▸ What is being asked: Below is a listing. Gather each line of it that contains "Wastewater".

##### Supplied material

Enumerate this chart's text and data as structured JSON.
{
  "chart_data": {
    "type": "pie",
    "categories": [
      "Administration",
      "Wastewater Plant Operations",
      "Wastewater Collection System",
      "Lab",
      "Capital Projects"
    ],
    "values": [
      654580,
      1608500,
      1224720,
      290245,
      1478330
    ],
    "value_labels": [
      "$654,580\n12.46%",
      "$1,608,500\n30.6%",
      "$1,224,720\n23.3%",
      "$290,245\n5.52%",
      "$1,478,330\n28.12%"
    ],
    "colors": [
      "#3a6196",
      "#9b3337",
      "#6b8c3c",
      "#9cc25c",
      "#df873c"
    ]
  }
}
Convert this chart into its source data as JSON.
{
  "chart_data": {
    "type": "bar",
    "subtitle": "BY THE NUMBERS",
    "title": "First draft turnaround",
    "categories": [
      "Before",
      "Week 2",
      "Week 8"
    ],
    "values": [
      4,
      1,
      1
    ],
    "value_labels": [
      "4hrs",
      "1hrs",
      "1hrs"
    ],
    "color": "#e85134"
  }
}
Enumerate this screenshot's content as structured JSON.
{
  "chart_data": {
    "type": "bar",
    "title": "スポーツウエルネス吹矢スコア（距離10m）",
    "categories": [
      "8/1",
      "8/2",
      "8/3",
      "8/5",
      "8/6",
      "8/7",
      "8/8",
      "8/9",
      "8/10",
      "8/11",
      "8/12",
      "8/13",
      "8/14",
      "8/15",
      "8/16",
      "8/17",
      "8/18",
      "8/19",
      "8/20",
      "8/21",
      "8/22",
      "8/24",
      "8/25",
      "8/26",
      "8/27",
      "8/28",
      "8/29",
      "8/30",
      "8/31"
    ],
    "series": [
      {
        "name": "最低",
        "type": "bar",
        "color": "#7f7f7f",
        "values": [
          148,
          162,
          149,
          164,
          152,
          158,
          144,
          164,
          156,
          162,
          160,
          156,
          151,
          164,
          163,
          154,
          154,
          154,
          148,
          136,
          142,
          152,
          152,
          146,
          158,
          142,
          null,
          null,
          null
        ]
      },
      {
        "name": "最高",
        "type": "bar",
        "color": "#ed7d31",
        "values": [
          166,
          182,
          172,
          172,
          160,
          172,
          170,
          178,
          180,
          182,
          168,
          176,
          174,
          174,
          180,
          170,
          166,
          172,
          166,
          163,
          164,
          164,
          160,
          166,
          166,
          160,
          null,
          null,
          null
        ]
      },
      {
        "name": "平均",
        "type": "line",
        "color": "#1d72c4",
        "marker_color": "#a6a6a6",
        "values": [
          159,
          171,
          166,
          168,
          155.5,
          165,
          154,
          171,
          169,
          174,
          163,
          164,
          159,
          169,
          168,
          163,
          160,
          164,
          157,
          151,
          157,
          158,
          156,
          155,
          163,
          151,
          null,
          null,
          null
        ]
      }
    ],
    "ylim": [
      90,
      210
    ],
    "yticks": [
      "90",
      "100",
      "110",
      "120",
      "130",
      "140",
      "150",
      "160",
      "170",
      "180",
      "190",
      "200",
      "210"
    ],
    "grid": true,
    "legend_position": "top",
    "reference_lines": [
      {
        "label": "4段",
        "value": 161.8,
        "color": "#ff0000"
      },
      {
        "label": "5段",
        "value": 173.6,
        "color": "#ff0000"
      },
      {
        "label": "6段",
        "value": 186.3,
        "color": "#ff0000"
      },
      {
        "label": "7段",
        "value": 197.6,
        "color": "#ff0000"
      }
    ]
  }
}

##########

▸ Answer for this exercise:
      "Wastewater Plant Operations",
      "Wastewater Collection System",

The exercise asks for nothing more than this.